= TASK INSTRUCTIONS =
Every record must be repeated exactly, with no omission.

Start INPUT ROWS

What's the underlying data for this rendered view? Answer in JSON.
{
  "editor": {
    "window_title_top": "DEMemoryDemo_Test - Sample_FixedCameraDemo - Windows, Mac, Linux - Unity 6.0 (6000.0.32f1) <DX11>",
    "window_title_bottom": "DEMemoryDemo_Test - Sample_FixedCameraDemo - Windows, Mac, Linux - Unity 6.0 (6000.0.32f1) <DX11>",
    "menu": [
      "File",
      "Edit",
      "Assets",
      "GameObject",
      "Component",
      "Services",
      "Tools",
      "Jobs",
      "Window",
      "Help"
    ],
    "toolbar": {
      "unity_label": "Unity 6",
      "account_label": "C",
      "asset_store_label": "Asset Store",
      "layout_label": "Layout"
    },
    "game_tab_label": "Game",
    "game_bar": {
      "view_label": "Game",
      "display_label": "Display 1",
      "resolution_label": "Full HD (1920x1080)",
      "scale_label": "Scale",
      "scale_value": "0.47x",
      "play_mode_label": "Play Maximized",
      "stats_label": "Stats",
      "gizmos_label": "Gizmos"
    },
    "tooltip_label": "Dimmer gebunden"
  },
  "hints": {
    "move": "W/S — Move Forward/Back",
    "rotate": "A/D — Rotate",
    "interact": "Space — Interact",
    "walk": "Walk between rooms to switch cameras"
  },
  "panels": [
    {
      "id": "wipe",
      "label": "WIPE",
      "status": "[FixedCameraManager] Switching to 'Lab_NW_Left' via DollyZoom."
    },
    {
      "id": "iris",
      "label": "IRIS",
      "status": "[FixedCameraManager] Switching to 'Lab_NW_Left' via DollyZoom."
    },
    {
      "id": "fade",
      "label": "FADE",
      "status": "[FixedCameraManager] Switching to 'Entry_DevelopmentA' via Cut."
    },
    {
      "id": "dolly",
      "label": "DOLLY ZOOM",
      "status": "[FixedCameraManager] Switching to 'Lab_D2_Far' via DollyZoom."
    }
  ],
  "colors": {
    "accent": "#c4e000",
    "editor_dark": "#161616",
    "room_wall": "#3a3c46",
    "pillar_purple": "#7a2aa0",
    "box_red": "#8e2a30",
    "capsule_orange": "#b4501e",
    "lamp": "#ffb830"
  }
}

End INPUT ROWS

= RESULT OF THE TASK =
What's the underlying data for this rendered view? Answer in JSON.
{
  "editor": {
    "window_title_top": "DEMemoryDemo_Test - Sample_FixedCameraDemo - Windows, Mac, Linux - Unity 6.0 (6000.0.32f1) <DX11>",
    "window_title_bottom": "DEMemoryDemo_Test - Sample_FixedCameraDemo - Windows, Mac, Linux - Unity 6.0 (6000.0.32f1) <DX11>",
    "menu": [
      "File",
      "Edit",
      "Assets",
      "GameObject",
      "Component",
      "Services",
      "Tools",
      "Jobs",
      "Window",
      "Help"
    ],
    "toolbar": {
      "unity_label": "Unity 6",
      "account_label": "C",
      "asset_store_label": "Asset Store",
      "layout_label": "Layout"
    },
    "game_tab_label": "Game",
    "game_bar": {
      "view_label": "Game",
      "display_label": "Display 1",
      "resolution_label": "Full HD (1920x1080)",
      "scale_label": "Scale",
      "scale_value": "0.47x",
      "play_mode_label": "Play Maximized",
      "stats_label": "Stats",
      "gizmos_label": "Gizmos"
    },
    "tooltip_label": "Dimmer gebunden"
  },
  "hints": {
    "move": "W/S — Move Forward/Back",
    "rotate": "A/D — Rotate",
    "interact": "Space — Interact",
    "walk": "Walk between rooms to switch cameras"
  },
  "panels": [
    {
      "id": "wipe",
      "label": "WIPE",
      "status": "[FixedCameraManager] Switching to 'Lab_NW_Left' via DollyZoom."
    },
    {
      "id": "iris",
      "label": "IRIS",
      "status": "[FixedCameraManager] Switching to 'Lab_NW_Left' via DollyZoom."
    },
    {
      "id": "fade",
      "label": "FADE",
      "status": "[FixedCameraManager] Switching to 'Entry_DevelopmentA' via Cut."
    },
    {
      "id": "dolly",
      "label": "DOLLY ZOOM",
      "status": "[FixedCameraManager] Switching to 'Lab_D2_Far' via DollyZoom."
    }
  ],
  "colors": {
    "accent": "#c4e000",
    "editor_dark": "#161616",
    "room_wall": "#3a3c46",
    "pillar_purple": "#7a2aa0",
    "box_red": "#8e2a30",
    "capsule_orange": "#b4501e",
    "lamp": "#ffb830"
  }
}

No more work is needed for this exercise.